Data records

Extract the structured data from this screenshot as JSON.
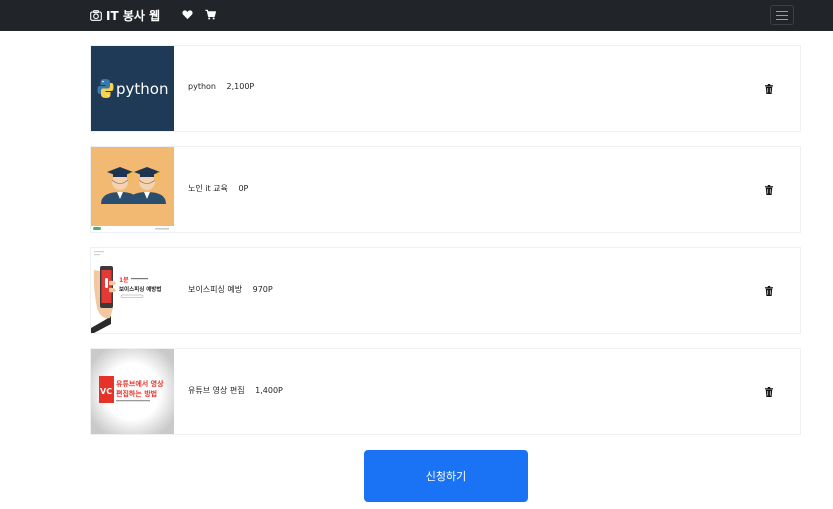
{
  "navbar": {
    "brand_label": "IT 봉사 웹",
    "icons": [
      "camera-icon",
      "heart-icon",
      "cart-icon",
      "menu-icon"
    ],
    "background": "#212529"
  },
  "items": [
    {
      "thumbnail_text": "python",
      "name": "python",
      "price": "2,100P"
    },
    {
      "name": "노인 it 교육",
      "price": "0P"
    },
    {
      "thumbnail_text": [
        "보이스피싱 예방법"
      ],
      "name": "보이스피싱 예방",
      "price": "970P"
    },
    {
      "thumbnail_text": [
        "유튜브에서 영상",
        "편집하는 방법"
      ],
      "name": "유튜브 영상 편집",
      "price": "1,400P"
    }
  ],
  "submit_label": "신청하기",
  "colors": {
    "accent": "#1a73f5",
    "python_bg": "#1f3a56",
    "edu_bg": "#f1b971"
  }
}
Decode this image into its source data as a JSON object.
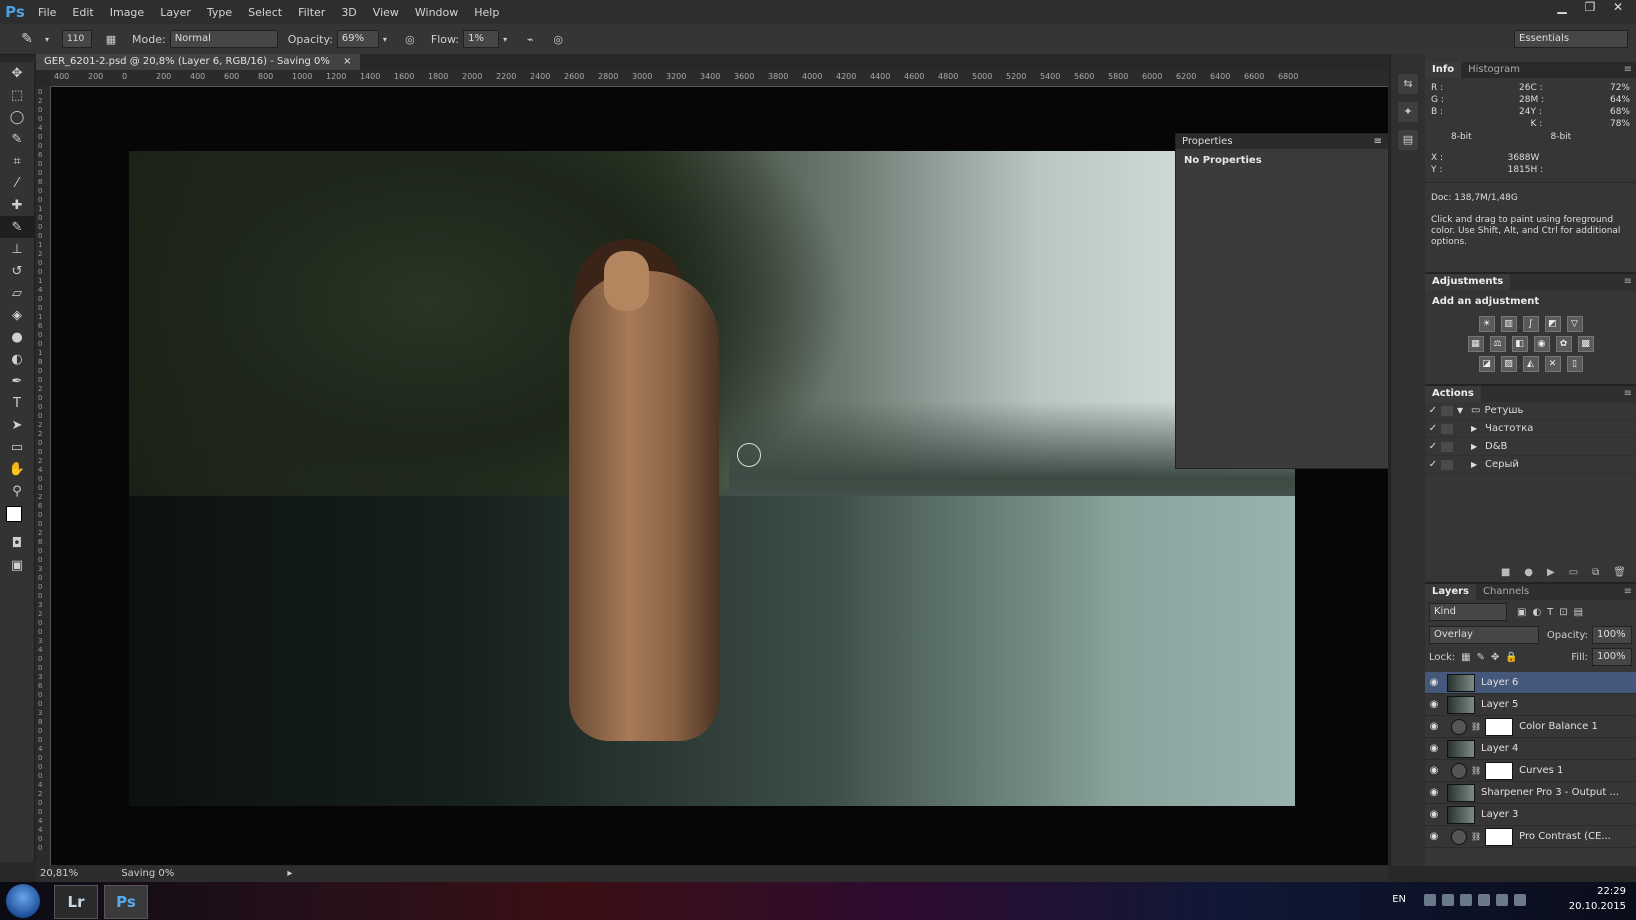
{
  "app": {
    "logo": "Ps"
  },
  "menu": [
    "File",
    "Edit",
    "Image",
    "Layer",
    "Type",
    "Select",
    "Filter",
    "3D",
    "View",
    "Window",
    "Help"
  ],
  "window_buttons": {
    "minimize": "▁",
    "restore": "❐",
    "close": "✕"
  },
  "options": {
    "brush_size": "110",
    "mode_label": "Mode:",
    "mode_value": "Normal",
    "opacity_label": "Opacity:",
    "opacity_value": "69%",
    "flow_label": "Flow:",
    "flow_value": "1%",
    "workspace": "Essentials"
  },
  "document": {
    "tab_title": "GER_6201-2.psd @ 20,8% (Layer 6, RGB/16) - Saving 0%",
    "close": "×"
  },
  "ruler_top": [
    "400",
    "200",
    "0",
    "200",
    "400",
    "600",
    "800",
    "1000",
    "1200",
    "1400",
    "1600",
    "1800",
    "2000",
    "2200",
    "2400",
    "2600",
    "2800",
    "3000",
    "3200",
    "3400",
    "3600",
    "3800",
    "4000",
    "4200",
    "4400",
    "4600",
    "4800",
    "5000",
    "5200",
    "5400",
    "5600",
    "5800",
    "6000",
    "6200",
    "6400",
    "6600",
    "6800"
  ],
  "ruler_left": [
    "0",
    "2",
    "0",
    "0",
    "4",
    "0",
    "0",
    "6",
    "0",
    "0",
    "8",
    "0",
    "0",
    "1",
    "0",
    "0",
    "0",
    "1",
    "2",
    "0",
    "0",
    "1",
    "4",
    "0",
    "0",
    "1",
    "6",
    "0",
    "0",
    "1",
    "8",
    "0",
    "0",
    "2",
    "0",
    "0",
    "0",
    "2",
    "2",
    "0",
    "0",
    "2",
    "4",
    "0",
    "0",
    "2",
    "6",
    "0",
    "0",
    "2",
    "8",
    "0",
    "0",
    "3",
    "0",
    "0",
    "0",
    "3",
    "2",
    "0",
    "0",
    "3",
    "4",
    "0",
    "0",
    "3",
    "6",
    "0",
    "0",
    "3",
    "8",
    "0",
    "0",
    "4",
    "0",
    "0",
    "0",
    "4",
    "2",
    "0",
    "0",
    "4",
    "4",
    "0",
    "0"
  ],
  "properties": {
    "title": "Properties",
    "body": "No Properties"
  },
  "status": {
    "zoom": "20,81%",
    "saving": "Saving 0%"
  },
  "info_panel": {
    "tabs": [
      "Info",
      "Histogram"
    ],
    "rgb": [
      {
        "l": "R :",
        "v": "26"
      },
      {
        "l": "G :",
        "v": "28"
      },
      {
        "l": "B :",
        "v": "24"
      }
    ],
    "cmyk": [
      {
        "l": "C :",
        "v": "72%"
      },
      {
        "l": "M :",
        "v": "64%"
      },
      {
        "l": "Y :",
        "v": "68%"
      },
      {
        "l": "K :",
        "v": "78%"
      }
    ],
    "bit_left": "8-bit",
    "bit_right": "8-bit",
    "xy": [
      {
        "l": "X :",
        "v": "3688"
      },
      {
        "l": "Y :",
        "v": "1815"
      }
    ],
    "wh": [
      {
        "l": "W :",
        "v": ""
      },
      {
        "l": "H :",
        "v": ""
      }
    ],
    "doc": "Doc: 138,7M/1,48G",
    "hint": "Click and drag to paint using foreground color. Use Shift, Alt, and Ctrl for additional options."
  },
  "adjustments": {
    "title": "Adjustments",
    "subtitle": "Add an adjustment"
  },
  "actions": {
    "title": "Actions",
    "items": [
      {
        "label": "Ретушь",
        "type": "set",
        "expanded": true
      },
      {
        "label": "Частотка",
        "type": "action"
      },
      {
        "label": "D&B",
        "type": "action"
      },
      {
        "label": "Серый",
        "type": "action"
      }
    ]
  },
  "layers_panel": {
    "tabs": [
      "Layers",
      "Channels"
    ],
    "kind": "Kind",
    "blend_mode": "Overlay",
    "opacity_label": "Opacity:",
    "opacity_value": "100%",
    "lock_label": "Lock:",
    "fill_label": "Fill:",
    "fill_value": "100%",
    "layers": [
      {
        "name": "Layer 6",
        "kind": "pixel",
        "selected": true
      },
      {
        "name": "Layer 5",
        "kind": "pixel"
      },
      {
        "name": "Color Balance 1",
        "kind": "adjustment"
      },
      {
        "name": "Layer 4",
        "kind": "pixel"
      },
      {
        "name": "Curves 1",
        "kind": "adjustment"
      },
      {
        "name": "Sharpener Pro 3 - Output ...",
        "kind": "pixel"
      },
      {
        "name": "Layer 3",
        "kind": "pixel"
      },
      {
        "name": "Pro Contrast (CE...",
        "kind": "adjustment"
      }
    ]
  },
  "taskbar": {
    "lang": "EN",
    "time": "22:29",
    "date": "20.10.2015",
    "apps": [
      "Lr",
      "Ps"
    ]
  }
}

__The problem__:
All of the material above should be reproduced exactly, except the pictures.

__Task solution__:
Extract the structured data from this screenshot as JSON.
{
  "navbar": {
    "brand_label": "IT 봉사 웹",
    "icons": [
      "camera-icon",
      "heart-icon",
      "cart-icon",
      "menu-icon"
    ],
    "background": "#212529"
  },
  "items": [
    {
      "thumbnail_text": "python",
      "name": "python",
      "price": "2,100P"
    },
    {
      "name": "노인 it 교육",
      "price": "0P"
    },
    {
      "thumbnail_text": [
        "보이스피싱 예방법"
      ],
      "name": "보이스피싱 예방",
      "price": "970P"
    },
    {
      "thumbnail_text": [
        "유튜브에서 영상",
        "편집하는 방법"
      ],
      "name": "유튜브 영상 편집",
      "price": "1,400P"
    }
  ],
  "submit_label": "신청하기",
  "colors": {
    "accent": "#1a73f5",
    "python_bg": "#1f3a56",
    "edu_bg": "#f1b971"
  }
}
Decode this image into its source data as a JSON object.
{
  "app": {
    "logo": "Ps"
  },
  "menu": [
    "File",
    "Edit",
    "Image",
    "Layer",
    "Type",
    "Select",
    "Filter",
    "3D",
    "View",
    "Window",
    "Help"
  ],
  "window_buttons": {
    "minimize": "▁",
    "restore": "❐",
    "close": "✕"
  },
  "options": {
    "brush_size": "110",
    "mode_label": "Mode:",
    "mode_value": "Normal",
    "opacity_label": "Opacity:",
    "opacity_value": "69%",
    "flow_label": "Flow:",
    "flow_value": "1%",
    "workspace": "Essentials"
  },
  "document": {
    "tab_title": "GER_6201-2.psd @ 20,8% (Layer 6, RGB/16) - Saving 0%",
    "close": "×"
  },
  "ruler_top": [
    "400",
    "200",
    "0",
    "200",
    "400",
    "600",
    "800",
    "1000",
    "1200",
    "1400",
    "1600",
    "1800",
    "2000",
    "2200",
    "2400",
    "2600",
    "2800",
    "3000",
    "3200",
    "3400",
    "3600",
    "3800",
    "4000",
    "4200",
    "4400",
    "4600",
    "4800",
    "5000",
    "5200",
    "5400",
    "5600",
    "5800",
    "6000",
    "6200",
    "6400",
    "6600",
    "6800"
  ],
  "ruler_left": [
    "0",
    "2",
    "0",
    "0",
    "4",
    "0",
    "0",
    "6",
    "0",
    "0",
    "8",
    "0",
    "0",
    "1",
    "0",
    "0",
    "0",
    "1",
    "2",
    "0",
    "0",
    "1",
    "4",
    "0",
    "0",
    "1",
    "6",
    "0",
    "0",
    "1",
    "8",
    "0",
    "0",
    "2",
    "0",
    "0",
    "0",
    "2",
    "2",
    "0",
    "0",
    "2",
    "4",
    "0",
    "0",
    "2",
    "6",
    "0",
    "0",
    "2",
    "8",
    "0",
    "0",
    "3",
    "0",
    "0",
    "0",
    "3",
    "2",
    "0",
    "0",
    "3",
    "4",
    "0",
    "0",
    "3",
    "6",
    "0",
    "0",
    "3",
    "8",
    "0",
    "0",
    "4",
    "0",
    "0",
    "0",
    "4",
    "2",
    "0",
    "0",
    "4",
    "4",
    "0",
    "0"
  ],
  "properties": {
    "title": "Properties",
    "body": "No Properties"
  },
  "status": {
    "zoom": "20,81%",
    "saving": "Saving 0%"
  },
  "info_panel": {
    "tabs": [
      "Info",
      "Histogram"
    ],
    "rgb": [
      {
        "l": "R :",
        "v": "26"
      },
      {
        "l": "G :",
        "v": "28"
      },
      {
        "l": "B :",
        "v": "24"
      }
    ],
    "cmyk": [
      {
        "l": "C :",
        "v": "72%"
      },
      {
        "l": "M :",
        "v": "64%"
      },
      {
        "l": "Y :",
        "v": "68%"
      },
      {
        "l": "K :",
        "v": "78%"
      }
    ],
    "bit_left": "8-bit",
    "bit_right": "8-bit",
    "xy": [
      {
        "l": "X :",
        "v": "3688"
      },
      {
        "l": "Y :",
        "v": "1815"
      }
    ],
    "wh": [
      {
        "l": "W :",
        "v": ""
      },
      {
        "l": "H :",
        "v": ""
      }
    ],
    "doc": "Doc: 138,7M/1,48G",
    "hint": "Click and drag to paint using foreground color. Use Shift, Alt, and Ctrl for additional options."
  },
  "adjustments": {
    "title": "Adjustments",
    "subtitle": "Add an adjustment"
  },
  "actions": {
    "title": "Actions",
    "items": [
      {
        "label": "Ретушь",
        "type": "set",
        "expanded": true
      },
      {
        "label": "Частотка",
        "type": "action"
      },
      {
        "label": "D&B",
        "type": "action"
      },
      {
        "label": "Серый",
        "type": "action"
      }
    ]
  },
  "layers_panel": {
    "tabs": [
      "Layers",
      "Channels"
    ],
    "kind": "Kind",
    "blend_mode": "Overlay",
    "opacity_label": "Opacity:",
    "opacity_value": "100%",
    "lock_label": "Lock:",
    "fill_label": "Fill:",
    "fill_value": "100%",
    "layers": [
      {
        "name": "Layer 6",
        "kind": "pixel",
        "selected": true
      },
      {
        "name": "Layer 5",
        "kind": "pixel"
      },
      {
        "name": "Color Balance 1",
        "kind": "adjustment"
      },
      {
        "name": "Layer 4",
        "kind": "pixel"
      },
      {
        "name": "Curves 1",
        "kind": "adjustment"
      },
      {
        "name": "Sharpener Pro 3 - Output ...",
        "kind": "pixel"
      },
      {
        "name": "Layer 3",
        "kind": "pixel"
      },
      {
        "name": "Pro Contrast (CE...",
        "kind": "adjustment"
      }
    ]
  },
  "taskbar": {
    "lang": "EN",
    "time": "22:29",
    "date": "20.10.2015",
    "apps": [
      "Lr",
      "Ps"
    ]
  }
}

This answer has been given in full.